» Objective: Render the lines of the material below from the line with "Patent image size: (790, 561)." through the line with "The drain hose 10A is at (248, 238)." as a JSON list of strings, one string per line, leaving out blank lines.

Element location listings

——————

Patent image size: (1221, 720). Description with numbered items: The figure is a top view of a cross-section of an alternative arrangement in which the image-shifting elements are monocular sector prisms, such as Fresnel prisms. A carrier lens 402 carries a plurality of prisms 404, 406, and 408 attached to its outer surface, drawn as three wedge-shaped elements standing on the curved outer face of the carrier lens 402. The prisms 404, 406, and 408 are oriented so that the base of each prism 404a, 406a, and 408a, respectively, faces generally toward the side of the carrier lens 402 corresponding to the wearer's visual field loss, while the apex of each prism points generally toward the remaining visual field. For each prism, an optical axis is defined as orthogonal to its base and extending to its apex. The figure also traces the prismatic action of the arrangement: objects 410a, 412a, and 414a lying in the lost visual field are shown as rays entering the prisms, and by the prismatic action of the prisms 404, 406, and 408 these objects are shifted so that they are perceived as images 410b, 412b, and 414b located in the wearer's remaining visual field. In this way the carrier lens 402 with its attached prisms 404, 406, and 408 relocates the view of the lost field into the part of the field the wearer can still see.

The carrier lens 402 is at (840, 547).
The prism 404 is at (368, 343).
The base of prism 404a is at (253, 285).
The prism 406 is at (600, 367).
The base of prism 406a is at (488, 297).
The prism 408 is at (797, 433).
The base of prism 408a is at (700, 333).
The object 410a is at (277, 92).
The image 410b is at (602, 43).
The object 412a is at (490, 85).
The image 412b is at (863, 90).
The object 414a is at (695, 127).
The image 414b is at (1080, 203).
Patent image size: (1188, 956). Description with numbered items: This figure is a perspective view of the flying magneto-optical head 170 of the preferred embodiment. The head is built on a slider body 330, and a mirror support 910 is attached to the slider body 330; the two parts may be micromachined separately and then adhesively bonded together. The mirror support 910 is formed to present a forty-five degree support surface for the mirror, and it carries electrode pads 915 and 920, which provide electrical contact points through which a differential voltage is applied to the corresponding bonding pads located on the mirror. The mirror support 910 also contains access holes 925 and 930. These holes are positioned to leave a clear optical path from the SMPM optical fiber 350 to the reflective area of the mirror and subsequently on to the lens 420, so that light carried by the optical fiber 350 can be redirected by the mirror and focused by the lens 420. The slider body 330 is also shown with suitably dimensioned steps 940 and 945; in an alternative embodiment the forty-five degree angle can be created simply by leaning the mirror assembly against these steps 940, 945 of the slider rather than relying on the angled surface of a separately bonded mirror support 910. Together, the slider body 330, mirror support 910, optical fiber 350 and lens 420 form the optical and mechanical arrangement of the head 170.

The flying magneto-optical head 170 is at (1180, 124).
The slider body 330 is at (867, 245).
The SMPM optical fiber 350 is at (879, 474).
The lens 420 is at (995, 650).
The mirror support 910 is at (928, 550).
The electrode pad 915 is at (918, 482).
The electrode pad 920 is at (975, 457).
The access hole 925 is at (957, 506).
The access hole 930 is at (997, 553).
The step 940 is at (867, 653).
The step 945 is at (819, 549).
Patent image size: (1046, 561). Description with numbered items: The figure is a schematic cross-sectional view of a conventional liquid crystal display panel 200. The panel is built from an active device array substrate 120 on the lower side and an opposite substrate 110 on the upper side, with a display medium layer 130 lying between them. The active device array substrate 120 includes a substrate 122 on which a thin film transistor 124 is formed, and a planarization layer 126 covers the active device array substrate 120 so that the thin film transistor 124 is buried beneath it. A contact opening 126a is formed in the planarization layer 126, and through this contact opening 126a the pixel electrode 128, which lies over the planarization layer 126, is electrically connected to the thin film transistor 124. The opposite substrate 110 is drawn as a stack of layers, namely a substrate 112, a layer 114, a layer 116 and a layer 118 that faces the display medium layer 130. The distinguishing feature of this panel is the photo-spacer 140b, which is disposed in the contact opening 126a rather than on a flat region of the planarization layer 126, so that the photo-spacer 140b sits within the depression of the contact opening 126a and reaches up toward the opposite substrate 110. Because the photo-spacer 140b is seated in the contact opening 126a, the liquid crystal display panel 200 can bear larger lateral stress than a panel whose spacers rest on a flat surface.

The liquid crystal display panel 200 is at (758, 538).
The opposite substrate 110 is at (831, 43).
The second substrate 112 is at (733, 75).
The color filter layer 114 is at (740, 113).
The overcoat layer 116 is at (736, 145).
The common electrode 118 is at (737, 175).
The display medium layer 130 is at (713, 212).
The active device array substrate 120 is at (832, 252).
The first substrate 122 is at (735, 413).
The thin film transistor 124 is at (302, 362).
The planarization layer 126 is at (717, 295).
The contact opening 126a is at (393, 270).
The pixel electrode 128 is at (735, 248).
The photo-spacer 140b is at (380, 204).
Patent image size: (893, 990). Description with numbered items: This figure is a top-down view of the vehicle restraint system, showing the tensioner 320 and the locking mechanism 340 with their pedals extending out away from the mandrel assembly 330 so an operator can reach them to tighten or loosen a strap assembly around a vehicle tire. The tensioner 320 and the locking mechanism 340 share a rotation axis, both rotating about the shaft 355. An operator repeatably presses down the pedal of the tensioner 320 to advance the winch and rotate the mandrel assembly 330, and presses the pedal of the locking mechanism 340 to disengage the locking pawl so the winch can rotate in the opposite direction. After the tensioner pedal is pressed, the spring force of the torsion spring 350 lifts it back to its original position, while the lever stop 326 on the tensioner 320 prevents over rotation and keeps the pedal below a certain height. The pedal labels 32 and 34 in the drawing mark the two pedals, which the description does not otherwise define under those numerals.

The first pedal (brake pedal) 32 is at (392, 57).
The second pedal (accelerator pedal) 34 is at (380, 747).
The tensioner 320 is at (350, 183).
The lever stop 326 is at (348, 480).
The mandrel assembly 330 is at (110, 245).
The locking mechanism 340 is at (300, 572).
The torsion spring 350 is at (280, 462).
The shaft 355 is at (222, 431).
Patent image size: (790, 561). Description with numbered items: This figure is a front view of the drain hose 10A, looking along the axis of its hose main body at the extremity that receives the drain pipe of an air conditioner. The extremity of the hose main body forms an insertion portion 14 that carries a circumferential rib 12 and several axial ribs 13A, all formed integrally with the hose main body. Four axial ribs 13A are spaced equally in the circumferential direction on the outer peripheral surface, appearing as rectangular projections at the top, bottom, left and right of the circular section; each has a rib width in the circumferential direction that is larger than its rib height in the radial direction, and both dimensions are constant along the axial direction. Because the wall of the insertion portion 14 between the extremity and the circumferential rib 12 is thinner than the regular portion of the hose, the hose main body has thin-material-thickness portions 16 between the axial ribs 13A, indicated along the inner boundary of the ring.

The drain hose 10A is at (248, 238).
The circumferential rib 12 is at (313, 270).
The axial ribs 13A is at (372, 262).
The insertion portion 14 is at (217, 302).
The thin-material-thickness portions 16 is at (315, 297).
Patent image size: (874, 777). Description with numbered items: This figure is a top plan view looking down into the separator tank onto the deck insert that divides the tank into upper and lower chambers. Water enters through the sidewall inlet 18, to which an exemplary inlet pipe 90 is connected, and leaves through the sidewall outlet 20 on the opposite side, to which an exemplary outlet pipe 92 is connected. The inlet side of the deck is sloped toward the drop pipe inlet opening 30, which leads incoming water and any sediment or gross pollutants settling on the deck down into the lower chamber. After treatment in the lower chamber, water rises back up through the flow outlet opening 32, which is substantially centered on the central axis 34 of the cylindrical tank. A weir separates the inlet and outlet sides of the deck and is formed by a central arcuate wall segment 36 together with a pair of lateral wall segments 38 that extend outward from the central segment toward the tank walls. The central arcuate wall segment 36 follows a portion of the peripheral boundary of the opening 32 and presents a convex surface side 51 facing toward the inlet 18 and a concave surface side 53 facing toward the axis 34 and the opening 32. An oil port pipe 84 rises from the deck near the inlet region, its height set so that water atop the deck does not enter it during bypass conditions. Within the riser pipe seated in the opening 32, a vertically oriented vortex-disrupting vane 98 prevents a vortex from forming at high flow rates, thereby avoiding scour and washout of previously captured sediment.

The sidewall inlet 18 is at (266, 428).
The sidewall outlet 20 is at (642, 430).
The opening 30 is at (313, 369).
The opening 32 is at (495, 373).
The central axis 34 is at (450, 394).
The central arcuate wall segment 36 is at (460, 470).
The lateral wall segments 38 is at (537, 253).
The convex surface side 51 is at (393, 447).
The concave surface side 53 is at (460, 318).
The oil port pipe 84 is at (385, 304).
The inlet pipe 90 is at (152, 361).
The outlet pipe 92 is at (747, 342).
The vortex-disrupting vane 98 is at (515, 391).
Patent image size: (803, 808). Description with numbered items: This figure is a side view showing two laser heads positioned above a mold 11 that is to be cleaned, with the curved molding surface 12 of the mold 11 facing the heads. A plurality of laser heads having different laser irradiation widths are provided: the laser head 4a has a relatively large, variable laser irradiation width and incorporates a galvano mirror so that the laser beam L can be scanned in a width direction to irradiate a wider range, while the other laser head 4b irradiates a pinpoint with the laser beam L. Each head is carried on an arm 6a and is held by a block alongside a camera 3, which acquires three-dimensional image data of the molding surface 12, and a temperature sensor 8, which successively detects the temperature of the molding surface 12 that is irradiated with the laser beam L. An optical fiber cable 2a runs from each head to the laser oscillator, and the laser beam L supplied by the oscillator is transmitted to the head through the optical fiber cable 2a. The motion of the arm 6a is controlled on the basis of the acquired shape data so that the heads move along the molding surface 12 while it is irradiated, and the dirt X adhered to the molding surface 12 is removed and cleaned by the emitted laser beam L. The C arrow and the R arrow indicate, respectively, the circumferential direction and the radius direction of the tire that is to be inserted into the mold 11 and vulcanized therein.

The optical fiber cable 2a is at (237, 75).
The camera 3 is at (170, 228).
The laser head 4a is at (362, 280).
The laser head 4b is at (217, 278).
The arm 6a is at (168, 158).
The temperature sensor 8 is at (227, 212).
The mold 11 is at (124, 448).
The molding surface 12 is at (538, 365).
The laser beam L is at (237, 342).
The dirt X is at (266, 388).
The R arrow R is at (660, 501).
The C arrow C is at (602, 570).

——————

» The response:
[
  "Patent image size: (790, 561). Description with numbered items: This figure is a front view of the drain hose 10A, looking along the axis of its hose main body at the extremity that receives the drain pipe of an air conditioner. The extremity of the hose main body forms an insertion portion 14 that carries a circumferential rib 12 and several axial ribs 13A, all formed integrally with the hose main body. Four axial ribs 13A are spaced equally in the circumferential direction on the outer peripheral surface, appearing as rectangular projections at the top, bottom, left and right of the circular section; each has a rib width in the circumferential direction that is larger than its rib height in the radial direction, and both dimensions are constant along the axial direction. Because the wall of the insertion portion 14 between the extremity and the circumferential rib 12 is thinner than the regular portion of the hose, the hose main body has thin-material-thickness portions 16 between the axial ribs 13A, indicated along the inner boundary of the ring.",
  "The drain hose 10A is at (248, 238)."
]